##### Extracted data #####
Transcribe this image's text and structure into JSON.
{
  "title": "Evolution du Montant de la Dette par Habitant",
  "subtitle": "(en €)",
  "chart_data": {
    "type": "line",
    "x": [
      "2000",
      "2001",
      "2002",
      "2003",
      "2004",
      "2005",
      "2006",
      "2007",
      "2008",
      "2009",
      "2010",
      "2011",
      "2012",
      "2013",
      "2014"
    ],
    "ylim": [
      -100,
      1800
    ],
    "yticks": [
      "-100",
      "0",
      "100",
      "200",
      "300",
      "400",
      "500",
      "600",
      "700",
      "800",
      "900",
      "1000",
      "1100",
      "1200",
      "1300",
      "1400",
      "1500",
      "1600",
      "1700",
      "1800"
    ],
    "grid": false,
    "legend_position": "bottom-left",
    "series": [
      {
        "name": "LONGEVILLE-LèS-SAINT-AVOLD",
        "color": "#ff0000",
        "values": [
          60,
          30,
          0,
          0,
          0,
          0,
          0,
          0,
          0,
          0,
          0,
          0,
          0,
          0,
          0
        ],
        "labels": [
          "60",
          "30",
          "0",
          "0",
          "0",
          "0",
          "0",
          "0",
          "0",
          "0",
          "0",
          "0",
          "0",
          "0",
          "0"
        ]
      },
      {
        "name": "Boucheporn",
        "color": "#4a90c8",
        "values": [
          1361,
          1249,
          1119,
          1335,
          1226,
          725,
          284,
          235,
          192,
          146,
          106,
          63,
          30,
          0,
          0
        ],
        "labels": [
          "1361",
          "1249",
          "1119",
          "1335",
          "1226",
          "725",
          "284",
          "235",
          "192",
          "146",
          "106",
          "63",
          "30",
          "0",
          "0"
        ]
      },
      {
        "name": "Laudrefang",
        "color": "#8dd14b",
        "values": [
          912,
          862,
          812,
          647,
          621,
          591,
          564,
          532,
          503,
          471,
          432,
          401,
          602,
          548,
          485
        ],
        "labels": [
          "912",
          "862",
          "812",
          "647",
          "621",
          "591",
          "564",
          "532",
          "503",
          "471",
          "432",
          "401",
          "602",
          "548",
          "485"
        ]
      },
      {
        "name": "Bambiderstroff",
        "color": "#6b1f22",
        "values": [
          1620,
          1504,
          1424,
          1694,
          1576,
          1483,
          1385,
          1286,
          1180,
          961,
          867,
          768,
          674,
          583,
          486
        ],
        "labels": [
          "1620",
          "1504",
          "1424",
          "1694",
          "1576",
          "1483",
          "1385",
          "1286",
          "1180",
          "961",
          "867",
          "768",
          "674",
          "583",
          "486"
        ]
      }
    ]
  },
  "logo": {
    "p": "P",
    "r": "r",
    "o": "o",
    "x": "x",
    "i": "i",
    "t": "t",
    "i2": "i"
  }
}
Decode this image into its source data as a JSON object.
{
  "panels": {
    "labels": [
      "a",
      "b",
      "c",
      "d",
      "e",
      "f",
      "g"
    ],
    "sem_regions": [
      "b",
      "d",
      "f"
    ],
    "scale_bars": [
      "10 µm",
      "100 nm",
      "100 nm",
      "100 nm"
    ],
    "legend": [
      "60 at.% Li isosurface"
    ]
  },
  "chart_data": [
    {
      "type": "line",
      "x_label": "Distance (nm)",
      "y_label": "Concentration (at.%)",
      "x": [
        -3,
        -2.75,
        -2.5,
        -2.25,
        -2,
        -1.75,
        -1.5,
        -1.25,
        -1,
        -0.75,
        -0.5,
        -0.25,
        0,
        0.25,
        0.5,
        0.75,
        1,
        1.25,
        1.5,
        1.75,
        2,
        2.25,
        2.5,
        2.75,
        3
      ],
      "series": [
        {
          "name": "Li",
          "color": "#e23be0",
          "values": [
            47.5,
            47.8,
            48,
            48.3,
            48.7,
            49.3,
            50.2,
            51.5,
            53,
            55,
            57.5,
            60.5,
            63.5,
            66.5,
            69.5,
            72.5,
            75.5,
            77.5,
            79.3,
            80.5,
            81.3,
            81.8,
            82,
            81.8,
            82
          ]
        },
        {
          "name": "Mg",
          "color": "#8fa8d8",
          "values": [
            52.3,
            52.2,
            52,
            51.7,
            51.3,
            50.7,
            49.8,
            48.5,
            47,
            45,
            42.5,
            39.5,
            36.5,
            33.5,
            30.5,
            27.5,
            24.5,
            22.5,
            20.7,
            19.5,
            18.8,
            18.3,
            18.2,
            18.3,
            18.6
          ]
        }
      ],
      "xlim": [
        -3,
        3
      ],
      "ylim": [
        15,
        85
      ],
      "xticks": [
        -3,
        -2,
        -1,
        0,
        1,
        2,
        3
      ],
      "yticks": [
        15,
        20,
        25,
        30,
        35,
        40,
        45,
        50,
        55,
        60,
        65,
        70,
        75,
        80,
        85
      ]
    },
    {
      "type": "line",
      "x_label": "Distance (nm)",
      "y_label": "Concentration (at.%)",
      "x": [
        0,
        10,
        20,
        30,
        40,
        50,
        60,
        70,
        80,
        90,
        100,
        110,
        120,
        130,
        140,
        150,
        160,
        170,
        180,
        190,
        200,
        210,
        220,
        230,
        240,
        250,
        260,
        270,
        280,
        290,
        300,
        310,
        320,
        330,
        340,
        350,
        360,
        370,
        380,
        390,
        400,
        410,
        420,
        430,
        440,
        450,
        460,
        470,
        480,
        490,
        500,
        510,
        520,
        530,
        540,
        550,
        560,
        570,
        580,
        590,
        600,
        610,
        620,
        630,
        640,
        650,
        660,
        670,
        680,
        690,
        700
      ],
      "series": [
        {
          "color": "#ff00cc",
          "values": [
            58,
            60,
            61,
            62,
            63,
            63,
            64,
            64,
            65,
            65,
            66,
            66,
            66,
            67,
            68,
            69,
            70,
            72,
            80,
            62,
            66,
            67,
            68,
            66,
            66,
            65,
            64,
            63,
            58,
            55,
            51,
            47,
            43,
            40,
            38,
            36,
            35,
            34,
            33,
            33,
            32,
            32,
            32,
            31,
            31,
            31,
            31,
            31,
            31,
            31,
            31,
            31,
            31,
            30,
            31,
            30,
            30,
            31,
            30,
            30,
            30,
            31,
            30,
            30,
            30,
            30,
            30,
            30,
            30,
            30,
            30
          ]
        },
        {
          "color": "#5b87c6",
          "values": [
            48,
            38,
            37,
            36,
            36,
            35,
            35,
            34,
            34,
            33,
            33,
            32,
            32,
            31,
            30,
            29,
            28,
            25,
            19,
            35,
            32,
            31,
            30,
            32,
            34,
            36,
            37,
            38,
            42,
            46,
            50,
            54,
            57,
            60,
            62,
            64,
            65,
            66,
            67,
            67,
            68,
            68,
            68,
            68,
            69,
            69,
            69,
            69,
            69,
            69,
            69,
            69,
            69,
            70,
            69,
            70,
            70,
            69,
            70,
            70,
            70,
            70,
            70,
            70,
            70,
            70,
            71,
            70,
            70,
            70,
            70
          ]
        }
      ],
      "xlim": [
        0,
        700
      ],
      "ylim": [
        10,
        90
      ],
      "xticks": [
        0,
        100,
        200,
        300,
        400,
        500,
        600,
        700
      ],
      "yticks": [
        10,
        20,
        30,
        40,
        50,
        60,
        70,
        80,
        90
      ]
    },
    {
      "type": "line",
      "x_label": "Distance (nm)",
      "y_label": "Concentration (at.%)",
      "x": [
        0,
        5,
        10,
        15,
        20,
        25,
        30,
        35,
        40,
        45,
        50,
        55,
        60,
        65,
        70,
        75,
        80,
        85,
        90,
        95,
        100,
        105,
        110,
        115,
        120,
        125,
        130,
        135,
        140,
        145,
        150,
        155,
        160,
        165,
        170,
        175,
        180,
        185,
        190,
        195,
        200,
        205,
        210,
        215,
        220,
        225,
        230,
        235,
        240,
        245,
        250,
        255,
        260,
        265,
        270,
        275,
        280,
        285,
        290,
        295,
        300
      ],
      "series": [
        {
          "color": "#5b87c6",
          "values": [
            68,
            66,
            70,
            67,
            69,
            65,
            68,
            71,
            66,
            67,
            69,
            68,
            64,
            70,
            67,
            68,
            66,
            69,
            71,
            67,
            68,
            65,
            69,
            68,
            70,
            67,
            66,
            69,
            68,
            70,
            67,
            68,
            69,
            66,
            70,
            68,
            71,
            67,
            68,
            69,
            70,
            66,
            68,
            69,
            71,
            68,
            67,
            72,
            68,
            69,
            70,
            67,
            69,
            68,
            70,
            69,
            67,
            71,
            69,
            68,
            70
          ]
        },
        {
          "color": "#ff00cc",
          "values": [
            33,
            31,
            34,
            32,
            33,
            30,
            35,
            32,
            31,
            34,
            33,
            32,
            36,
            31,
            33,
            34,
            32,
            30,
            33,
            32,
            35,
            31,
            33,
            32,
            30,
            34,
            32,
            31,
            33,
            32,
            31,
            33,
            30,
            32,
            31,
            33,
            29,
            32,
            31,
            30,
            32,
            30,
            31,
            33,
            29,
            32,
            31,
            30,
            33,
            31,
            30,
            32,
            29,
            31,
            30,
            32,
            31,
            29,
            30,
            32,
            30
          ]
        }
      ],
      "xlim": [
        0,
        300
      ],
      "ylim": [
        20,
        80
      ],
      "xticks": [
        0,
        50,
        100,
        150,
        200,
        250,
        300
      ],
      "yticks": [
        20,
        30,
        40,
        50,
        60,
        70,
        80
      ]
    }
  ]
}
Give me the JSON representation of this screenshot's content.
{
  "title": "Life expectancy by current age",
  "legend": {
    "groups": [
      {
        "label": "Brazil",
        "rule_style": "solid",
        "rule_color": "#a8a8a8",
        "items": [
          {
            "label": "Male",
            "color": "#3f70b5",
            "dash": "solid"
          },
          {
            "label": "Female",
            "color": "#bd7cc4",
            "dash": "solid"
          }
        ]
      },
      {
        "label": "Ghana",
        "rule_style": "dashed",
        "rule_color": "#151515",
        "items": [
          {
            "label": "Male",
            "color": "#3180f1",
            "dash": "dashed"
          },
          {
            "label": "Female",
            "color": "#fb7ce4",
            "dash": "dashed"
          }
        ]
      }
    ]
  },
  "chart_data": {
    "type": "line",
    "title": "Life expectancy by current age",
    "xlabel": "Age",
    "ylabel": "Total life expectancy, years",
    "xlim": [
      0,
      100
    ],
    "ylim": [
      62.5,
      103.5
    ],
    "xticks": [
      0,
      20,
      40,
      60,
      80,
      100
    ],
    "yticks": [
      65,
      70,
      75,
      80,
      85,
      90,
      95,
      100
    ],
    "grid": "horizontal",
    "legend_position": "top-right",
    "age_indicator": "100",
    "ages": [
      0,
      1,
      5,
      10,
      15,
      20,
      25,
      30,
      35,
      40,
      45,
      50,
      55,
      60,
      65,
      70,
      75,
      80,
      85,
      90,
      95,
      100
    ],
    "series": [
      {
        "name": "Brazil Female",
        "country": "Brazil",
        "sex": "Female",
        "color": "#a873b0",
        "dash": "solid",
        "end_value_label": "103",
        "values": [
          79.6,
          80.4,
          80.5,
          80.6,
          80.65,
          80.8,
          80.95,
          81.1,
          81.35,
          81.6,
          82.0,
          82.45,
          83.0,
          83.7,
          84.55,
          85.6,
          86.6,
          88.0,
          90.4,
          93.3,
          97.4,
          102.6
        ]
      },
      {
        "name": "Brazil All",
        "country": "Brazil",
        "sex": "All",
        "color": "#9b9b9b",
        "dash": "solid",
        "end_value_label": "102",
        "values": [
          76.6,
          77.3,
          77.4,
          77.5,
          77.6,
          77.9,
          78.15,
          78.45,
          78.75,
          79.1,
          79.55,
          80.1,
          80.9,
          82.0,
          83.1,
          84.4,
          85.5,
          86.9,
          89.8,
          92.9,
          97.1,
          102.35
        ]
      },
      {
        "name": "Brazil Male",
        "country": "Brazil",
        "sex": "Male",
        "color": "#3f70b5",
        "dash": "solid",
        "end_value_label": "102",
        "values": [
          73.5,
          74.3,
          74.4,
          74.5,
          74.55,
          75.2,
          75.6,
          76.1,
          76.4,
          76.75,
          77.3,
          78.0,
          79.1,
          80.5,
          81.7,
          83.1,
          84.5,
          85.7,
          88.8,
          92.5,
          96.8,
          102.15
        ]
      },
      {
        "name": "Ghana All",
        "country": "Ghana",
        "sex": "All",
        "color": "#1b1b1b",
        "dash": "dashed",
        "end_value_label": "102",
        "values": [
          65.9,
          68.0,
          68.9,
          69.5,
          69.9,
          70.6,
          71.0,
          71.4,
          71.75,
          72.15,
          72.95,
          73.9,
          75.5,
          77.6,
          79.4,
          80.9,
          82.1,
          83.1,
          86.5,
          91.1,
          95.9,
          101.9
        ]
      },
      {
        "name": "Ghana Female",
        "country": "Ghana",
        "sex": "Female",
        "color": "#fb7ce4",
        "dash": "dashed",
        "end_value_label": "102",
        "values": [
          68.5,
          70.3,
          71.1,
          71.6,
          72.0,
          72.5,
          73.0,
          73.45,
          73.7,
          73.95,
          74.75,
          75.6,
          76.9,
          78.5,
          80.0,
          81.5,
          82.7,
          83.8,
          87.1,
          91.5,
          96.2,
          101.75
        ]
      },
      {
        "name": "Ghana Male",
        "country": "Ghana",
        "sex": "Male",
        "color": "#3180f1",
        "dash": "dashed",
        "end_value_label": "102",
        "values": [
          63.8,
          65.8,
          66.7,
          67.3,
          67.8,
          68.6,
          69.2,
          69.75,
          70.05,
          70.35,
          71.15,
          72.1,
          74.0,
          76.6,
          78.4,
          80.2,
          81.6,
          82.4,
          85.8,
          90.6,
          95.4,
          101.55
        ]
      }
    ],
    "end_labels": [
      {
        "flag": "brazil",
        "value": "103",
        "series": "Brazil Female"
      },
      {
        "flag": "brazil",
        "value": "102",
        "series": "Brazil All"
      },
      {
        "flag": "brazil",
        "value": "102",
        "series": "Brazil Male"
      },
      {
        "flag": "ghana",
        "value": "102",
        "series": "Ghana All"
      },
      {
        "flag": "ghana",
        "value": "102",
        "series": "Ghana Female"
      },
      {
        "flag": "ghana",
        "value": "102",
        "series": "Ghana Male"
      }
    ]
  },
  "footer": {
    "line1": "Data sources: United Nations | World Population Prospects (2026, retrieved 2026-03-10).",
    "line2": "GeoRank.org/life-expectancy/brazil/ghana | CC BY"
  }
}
#####
Prompt. Go through the preceding material and copy each line that has the word "expectancy".

Result.
  "title": "Life expectancy by current age",
    "title": "Life expectancy by current age",
    "ylabel": "Total life expectancy, years",
    "line2": "GeoRank.org/life-expectancy/brazil/ghana | CC BY"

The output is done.